** DIRECTIONS **
Pick out all lines in the listing holding the string "HXWXD" and copy them.

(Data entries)
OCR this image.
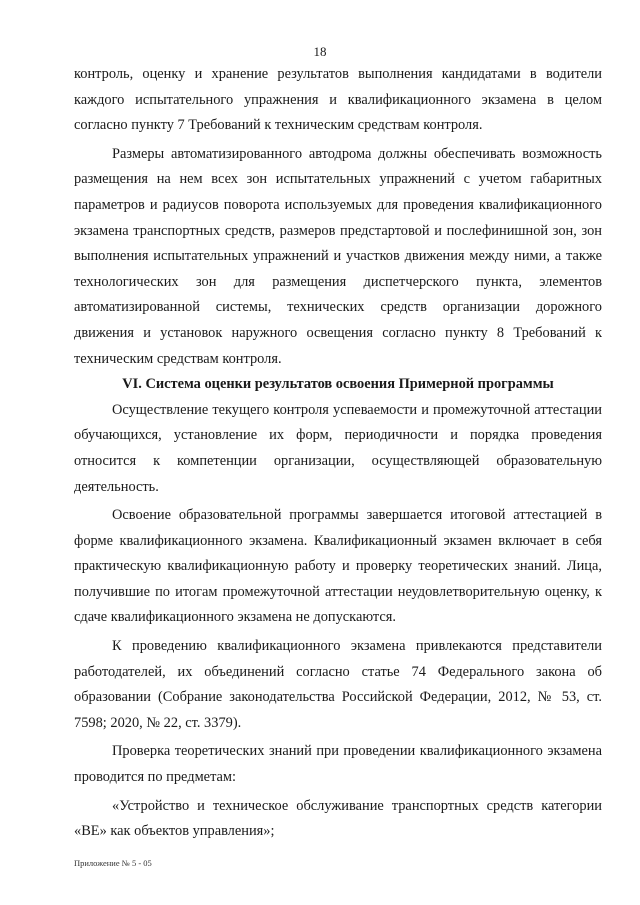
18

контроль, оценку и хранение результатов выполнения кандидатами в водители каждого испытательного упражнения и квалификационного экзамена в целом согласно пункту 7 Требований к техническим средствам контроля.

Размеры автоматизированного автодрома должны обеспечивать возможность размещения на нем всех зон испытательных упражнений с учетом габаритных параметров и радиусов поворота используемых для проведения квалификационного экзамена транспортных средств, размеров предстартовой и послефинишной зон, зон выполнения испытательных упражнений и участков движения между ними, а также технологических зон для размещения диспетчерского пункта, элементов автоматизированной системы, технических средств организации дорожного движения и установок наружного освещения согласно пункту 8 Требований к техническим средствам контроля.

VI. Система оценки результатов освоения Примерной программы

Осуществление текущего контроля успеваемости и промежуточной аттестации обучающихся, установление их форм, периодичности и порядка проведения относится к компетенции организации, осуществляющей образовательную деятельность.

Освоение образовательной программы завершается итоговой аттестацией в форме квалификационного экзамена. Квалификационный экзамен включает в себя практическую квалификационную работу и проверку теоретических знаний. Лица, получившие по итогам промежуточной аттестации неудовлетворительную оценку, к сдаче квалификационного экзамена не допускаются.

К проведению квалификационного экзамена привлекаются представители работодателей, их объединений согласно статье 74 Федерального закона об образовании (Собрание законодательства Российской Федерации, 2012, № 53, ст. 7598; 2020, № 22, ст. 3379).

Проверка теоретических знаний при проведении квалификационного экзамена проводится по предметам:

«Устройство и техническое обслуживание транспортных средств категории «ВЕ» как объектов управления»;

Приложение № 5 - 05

---

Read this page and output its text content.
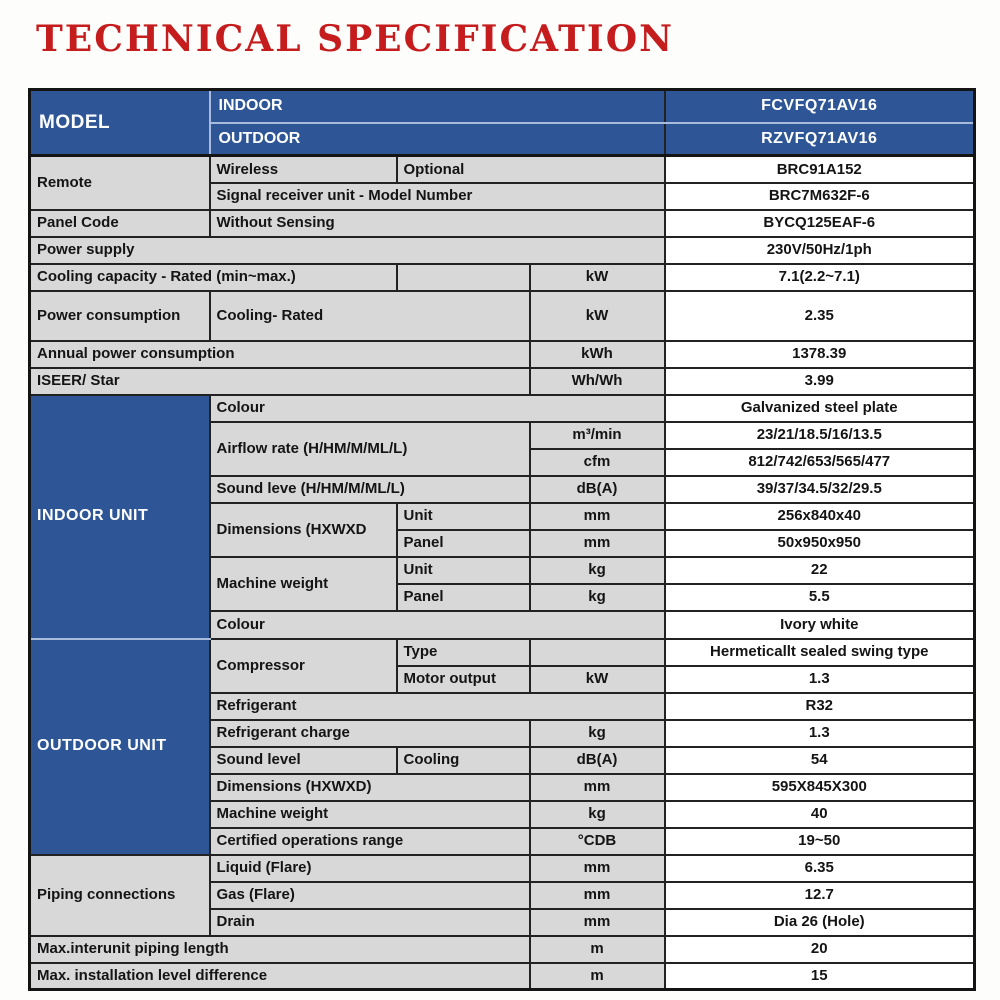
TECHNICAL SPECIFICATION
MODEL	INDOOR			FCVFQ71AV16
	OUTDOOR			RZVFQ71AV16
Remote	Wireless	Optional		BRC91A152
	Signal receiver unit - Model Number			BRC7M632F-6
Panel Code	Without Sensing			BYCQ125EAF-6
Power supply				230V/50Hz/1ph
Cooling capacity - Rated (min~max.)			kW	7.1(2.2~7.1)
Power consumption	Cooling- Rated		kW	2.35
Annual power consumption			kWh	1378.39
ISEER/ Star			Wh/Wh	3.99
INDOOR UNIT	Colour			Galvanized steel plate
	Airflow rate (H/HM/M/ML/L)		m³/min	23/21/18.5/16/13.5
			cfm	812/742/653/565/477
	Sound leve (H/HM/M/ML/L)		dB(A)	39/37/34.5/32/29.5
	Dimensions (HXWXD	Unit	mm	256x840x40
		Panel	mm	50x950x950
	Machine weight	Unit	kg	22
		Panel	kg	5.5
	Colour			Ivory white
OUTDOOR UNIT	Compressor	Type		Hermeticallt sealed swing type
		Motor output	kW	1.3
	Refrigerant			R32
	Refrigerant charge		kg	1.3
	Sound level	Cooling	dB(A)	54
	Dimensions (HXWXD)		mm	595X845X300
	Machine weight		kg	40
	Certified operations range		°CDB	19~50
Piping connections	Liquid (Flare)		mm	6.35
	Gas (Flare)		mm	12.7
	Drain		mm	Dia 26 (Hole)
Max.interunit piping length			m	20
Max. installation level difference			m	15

* * *

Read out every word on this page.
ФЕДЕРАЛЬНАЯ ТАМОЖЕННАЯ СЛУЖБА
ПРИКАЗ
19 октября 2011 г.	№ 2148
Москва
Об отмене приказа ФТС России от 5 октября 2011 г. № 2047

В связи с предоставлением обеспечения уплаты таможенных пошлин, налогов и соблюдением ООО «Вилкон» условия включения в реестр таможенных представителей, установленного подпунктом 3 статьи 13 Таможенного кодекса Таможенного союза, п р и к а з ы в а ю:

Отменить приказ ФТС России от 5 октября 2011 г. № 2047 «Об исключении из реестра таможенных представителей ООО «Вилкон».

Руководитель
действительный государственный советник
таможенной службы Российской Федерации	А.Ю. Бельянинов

** PROBLEM SOLUTION **
	Dimensions (HXWXD	Unit	mm	256x840x40
	Dimensions (HXWXD)		mm	595X845X300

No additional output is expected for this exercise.